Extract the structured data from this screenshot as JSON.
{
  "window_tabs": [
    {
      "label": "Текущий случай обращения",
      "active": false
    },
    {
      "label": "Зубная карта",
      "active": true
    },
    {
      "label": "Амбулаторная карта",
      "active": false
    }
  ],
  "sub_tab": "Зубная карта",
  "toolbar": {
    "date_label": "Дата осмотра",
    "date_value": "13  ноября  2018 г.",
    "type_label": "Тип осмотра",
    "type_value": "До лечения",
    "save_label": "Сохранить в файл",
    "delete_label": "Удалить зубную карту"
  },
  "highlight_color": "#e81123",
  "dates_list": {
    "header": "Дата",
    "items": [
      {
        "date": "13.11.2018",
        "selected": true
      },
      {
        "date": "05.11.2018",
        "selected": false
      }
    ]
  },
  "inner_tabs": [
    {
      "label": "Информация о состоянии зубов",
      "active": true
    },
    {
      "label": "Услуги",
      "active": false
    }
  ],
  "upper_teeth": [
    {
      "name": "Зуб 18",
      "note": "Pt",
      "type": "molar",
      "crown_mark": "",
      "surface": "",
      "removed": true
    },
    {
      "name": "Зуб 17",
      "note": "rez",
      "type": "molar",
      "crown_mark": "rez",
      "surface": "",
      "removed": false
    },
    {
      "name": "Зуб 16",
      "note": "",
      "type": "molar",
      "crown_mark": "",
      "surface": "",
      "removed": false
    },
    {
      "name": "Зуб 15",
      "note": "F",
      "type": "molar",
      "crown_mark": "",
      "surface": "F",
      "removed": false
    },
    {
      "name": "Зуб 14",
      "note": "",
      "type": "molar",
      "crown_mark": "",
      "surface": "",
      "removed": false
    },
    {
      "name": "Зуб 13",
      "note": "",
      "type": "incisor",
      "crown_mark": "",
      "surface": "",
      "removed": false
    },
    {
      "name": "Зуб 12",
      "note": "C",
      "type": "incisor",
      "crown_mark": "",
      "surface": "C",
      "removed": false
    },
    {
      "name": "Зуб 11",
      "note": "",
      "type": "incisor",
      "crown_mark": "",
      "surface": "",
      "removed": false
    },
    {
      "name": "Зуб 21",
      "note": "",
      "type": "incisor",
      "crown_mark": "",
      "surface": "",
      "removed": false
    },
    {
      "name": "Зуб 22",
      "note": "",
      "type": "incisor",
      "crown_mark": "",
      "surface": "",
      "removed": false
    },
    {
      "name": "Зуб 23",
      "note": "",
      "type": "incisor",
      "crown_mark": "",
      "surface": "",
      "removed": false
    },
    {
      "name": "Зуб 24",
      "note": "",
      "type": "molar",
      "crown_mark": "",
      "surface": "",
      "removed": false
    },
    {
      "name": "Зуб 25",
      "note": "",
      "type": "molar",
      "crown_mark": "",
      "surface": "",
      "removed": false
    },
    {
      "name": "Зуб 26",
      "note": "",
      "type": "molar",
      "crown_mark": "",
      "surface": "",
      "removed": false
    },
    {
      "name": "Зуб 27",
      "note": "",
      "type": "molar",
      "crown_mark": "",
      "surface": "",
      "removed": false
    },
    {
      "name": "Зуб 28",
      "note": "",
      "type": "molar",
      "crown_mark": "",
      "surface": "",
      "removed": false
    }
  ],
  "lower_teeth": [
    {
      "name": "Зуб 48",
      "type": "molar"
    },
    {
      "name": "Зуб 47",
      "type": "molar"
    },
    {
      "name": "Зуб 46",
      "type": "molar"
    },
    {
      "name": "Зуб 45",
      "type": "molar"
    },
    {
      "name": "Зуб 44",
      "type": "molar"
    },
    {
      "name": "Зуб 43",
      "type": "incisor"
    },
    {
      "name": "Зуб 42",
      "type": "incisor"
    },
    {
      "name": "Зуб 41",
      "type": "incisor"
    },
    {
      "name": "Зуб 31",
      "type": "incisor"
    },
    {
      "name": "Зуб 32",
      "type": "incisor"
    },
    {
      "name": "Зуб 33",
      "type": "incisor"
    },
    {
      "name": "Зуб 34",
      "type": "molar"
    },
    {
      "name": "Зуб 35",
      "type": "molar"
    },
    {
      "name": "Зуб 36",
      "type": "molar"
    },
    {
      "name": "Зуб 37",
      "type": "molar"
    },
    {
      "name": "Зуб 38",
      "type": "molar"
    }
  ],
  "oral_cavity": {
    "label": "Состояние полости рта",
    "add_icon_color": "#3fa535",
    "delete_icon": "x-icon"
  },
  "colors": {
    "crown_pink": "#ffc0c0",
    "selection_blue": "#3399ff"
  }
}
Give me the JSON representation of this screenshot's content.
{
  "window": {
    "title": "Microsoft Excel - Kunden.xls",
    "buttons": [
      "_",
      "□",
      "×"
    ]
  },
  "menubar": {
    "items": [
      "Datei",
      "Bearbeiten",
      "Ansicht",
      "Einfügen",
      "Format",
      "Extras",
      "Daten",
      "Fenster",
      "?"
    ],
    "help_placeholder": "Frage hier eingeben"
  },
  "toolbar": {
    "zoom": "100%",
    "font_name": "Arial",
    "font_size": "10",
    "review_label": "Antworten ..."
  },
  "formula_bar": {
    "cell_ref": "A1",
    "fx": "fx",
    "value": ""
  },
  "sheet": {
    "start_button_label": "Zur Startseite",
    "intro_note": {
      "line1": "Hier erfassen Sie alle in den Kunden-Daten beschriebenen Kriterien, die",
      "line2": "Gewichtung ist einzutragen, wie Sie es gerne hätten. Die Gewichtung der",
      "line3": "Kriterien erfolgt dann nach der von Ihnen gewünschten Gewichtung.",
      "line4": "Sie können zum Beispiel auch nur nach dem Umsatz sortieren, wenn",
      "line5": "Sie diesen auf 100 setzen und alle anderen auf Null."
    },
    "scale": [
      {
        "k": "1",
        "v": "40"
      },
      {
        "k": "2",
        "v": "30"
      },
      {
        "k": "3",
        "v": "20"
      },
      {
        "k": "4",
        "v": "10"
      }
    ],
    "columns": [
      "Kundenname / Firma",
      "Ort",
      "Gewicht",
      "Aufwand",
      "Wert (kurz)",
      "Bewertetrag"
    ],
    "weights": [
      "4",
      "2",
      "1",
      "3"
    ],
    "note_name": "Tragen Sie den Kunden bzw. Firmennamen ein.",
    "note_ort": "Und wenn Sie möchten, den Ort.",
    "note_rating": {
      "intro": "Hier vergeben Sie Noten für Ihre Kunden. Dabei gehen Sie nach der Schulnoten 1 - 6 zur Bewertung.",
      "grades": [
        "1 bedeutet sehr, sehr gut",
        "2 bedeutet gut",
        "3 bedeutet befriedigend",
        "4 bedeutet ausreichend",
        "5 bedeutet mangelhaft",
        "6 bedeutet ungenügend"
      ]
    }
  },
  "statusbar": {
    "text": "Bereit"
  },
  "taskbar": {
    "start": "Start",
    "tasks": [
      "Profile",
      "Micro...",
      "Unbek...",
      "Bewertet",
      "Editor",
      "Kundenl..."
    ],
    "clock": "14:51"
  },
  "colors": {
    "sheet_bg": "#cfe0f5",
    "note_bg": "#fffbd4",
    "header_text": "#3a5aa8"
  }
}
++++
• _WHAT YOU NEED TO DO_: All of the entries above need to be reproduced exactly.

• _RESULT OF THIS EXERCISE_:
Extract the structured data from this screenshot as JSON.
{
  "window_tabs": [
    {
      "label": "Текущий случай обращения",
      "active": false
    },
    {
      "label": "Зубная карта",
      "active": true
    },
    {
      "label": "Амбулаторная карта",
      "active": false
    }
  ],
  "sub_tab": "Зубная карта",
  "toolbar": {
    "date_label": "Дата осмотра",
    "date_value": "13  ноября  2018 г.",
    "type_label": "Тип осмотра",
    "type_value": "До лечения",
    "save_label": "Сохранить в файл",
    "delete_label": "Удалить зубную карту"
  },
  "highlight_color": "#e81123",
  "dates_list": {
    "header": "Дата",
    "items": [
      {
        "date": "13.11.2018",
        "selected": true
      },
      {
        "date": "05.11.2018",
        "selected": false
      }
    ]
  },
  "inner_tabs": [
    {
      "label": "Информация о состоянии зубов",
      "active": true
    },
    {
      "label": "Услуги",
      "active": false
    }
  ],
  "upper_teeth": [
    {
      "name": "Зуб 18",
      "note": "Pt",
      "type": "molar",
      "crown_mark": "",
      "surface": "",
      "removed": true
    },
    {
      "name": "Зуб 17",
      "note": "rez",
      "type": "molar",
      "crown_mark": "rez",
      "surface": "",
      "removed": false
    },
    {
      "name": "Зуб 16",
      "note": "",
      "type": "molar",
      "crown_mark": "",
      "surface": "",
      "removed": false
    },
    {
      "name": "Зуб 15",
      "note": "F",
      "type": "molar",
      "crown_mark": "",
      "surface": "F",
      "removed": false
    },
    {
      "name": "Зуб 14",
      "note": "",
      "type": "molar",
      "crown_mark": "",
      "surface": "",
      "removed": false
    },
    {
      "name": "Зуб 13",
      "note": "",
      "type": "incisor",
      "crown_mark": "",
      "surface": "",
      "removed": false
    },
    {
      "name": "Зуб 12",
      "note": "C",
      "type": "incisor",
      "crown_mark": "",
      "surface": "C",
      "removed": false
    },
    {
      "name": "Зуб 11",
      "note": "",
      "type": "incisor",
      "crown_mark": "",
      "surface": "",
      "removed": false
    },
    {
      "name": "Зуб 21",
      "note": "",
      "type": "incisor",
      "crown_mark": "",
      "surface": "",
      "removed": false
    },
    {
      "name": "Зуб 22",
      "note": "",
      "type": "incisor",
      "crown_mark": "",
      "surface": "",
      "removed": false
    },
    {
      "name": "Зуб 23",
      "note": "",
      "type": "incisor",
      "crown_mark": "",
      "surface": "",
      "removed": false
    },
    {
      "name": "Зуб 24",
      "note": "",
      "type": "molar",
      "crown_mark": "",
      "surface": "",
      "removed": false
    },
    {
      "name": "Зуб 25",
      "note": "",
      "type": "molar",
      "crown_mark": "",
      "surface": "",
      "removed": false
    },
    {
      "name": "Зуб 26",
      "note": "",
      "type": "molar",
      "crown_mark": "",
      "surface": "",
      "removed": false
    },
    {
      "name": "Зуб 27",
      "note": "",
      "type": "molar",
      "crown_mark": "",
      "surface": "",
      "removed": false
    },
    {
      "name": "Зуб 28",
      "note": "",
      "type": "molar",
      "crown_mark": "",
      "surface": "",
      "removed": false
    }
  ],
  "lower_teeth": [
    {
      "name": "Зуб 48",
      "type": "molar"
    },
    {
      "name": "Зуб 47",
      "type": "molar"
    },
    {
      "name": "Зуб 46",
      "type": "molar"
    },
    {
      "name": "Зуб 45",
      "type": "molar"
    },
    {
      "name": "Зуб 44",
      "type": "molar"
    },
    {
      "name": "Зуб 43",
      "type": "incisor"
    },
    {
      "name": "Зуб 42",
      "type": "incisor"
    },
    {
      "name": "Зуб 41",
      "type": "incisor"
    },
    {
      "name": "Зуб 31",
      "type": "incisor"
    },
    {
      "name": "Зуб 32",
      "type": "incisor"
    },
    {
      "name": "Зуб 33",
      "type": "incisor"
    },
    {
      "name": "Зуб 34",
      "type": "molar"
    },
    {
      "name": "Зуб 35",
      "type": "molar"
    },
    {
      "name": "Зуб 36",
      "type": "molar"
    },
    {
      "name": "Зуб 37",
      "type": "molar"
    },
    {
      "name": "Зуб 38",
      "type": "molar"
    }
  ],
  "oral_cavity": {
    "label": "Состояние полости рта",
    "add_icon_color": "#3fa535",
    "delete_icon": "x-icon"
  },
  "colors": {
    "crown_pink": "#ffc0c0",
    "selection_blue": "#3399ff"
  }
}
Give me the JSON representation of this screenshot's content.
{
  "window": {
    "title": "Microsoft Excel - Kunden.xls",
    "buttons": [
      "_",
      "□",
      "×"
    ]
  },
  "menubar": {
    "items": [
      "Datei",
      "Bearbeiten",
      "Ansicht",
      "Einfügen",
      "Format",
      "Extras",
      "Daten",
      "Fenster",
      "?"
    ],
    "help_placeholder": "Frage hier eingeben"
  },
  "toolbar": {
    "zoom": "100%",
    "font_name": "Arial",
    "font_size": "10",
    "review_label": "Antworten ..."
  },
  "formula_bar": {
    "cell_ref": "A1",
    "fx": "fx",
    "value": ""
  },
  "sheet": {
    "start_button_label": "Zur Startseite",
    "intro_note": {
      "line1": "Hier erfassen Sie alle in den Kunden-Daten beschriebenen Kriterien, die",
      "line2": "Gewichtung ist einzutragen, wie Sie es gerne hätten. Die Gewichtung der",
      "line3": "Kriterien erfolgt dann nach der von Ihnen gewünschten Gewichtung.",
      "line4": "Sie können zum Beispiel auch nur nach dem Umsatz sortieren, wenn",
      "line5": "Sie diesen auf 100 setzen und alle anderen auf Null."
    },
    "scale": [
      {
        "k": "1",
        "v": "40"
      },
      {
        "k": "2",
        "v": "30"
      },
      {
        "k": "3",
        "v": "20"
      },
      {
        "k": "4",
        "v": "10"
      }
    ],
    "columns": [
      "Kundenname / Firma",
      "Ort",
      "Gewicht",
      "Aufwand",
      "Wert (kurz)",
      "Bewertetrag"
    ],
    "weights": [
      "4",
      "2",
      "1",
      "3"
    ],
    "note_name": "Tragen Sie den Kunden bzw. Firmennamen ein.",
    "note_ort": "Und wenn Sie möchten, den Ort.",
    "note_rating": {
      "intro": "Hier vergeben Sie Noten für Ihre Kunden. Dabei gehen Sie nach der Schulnoten 1 - 6 zur Bewertung.",
      "grades": [
        "1 bedeutet sehr, sehr gut",
        "2 bedeutet gut",
        "3 bedeutet befriedigend",
        "4 bedeutet ausreichend",
        "5 bedeutet mangelhaft",
        "6 bedeutet ungenügend"
      ]
    }
  },
  "statusbar": {
    "text": "Bereit"
  },
  "taskbar": {
    "start": "Start",
    "tasks": [
      "Profile",
      "Micro...",
      "Unbek...",
      "Bewertet",
      "Editor",
      "Kundenl..."
    ],
    "clock": "14:51"
  },
  "colors": {
    "sheet_bg": "#cfe0f5",
    "note_bg": "#fffbd4",
    "header_text": "#3a5aa8"
  }
}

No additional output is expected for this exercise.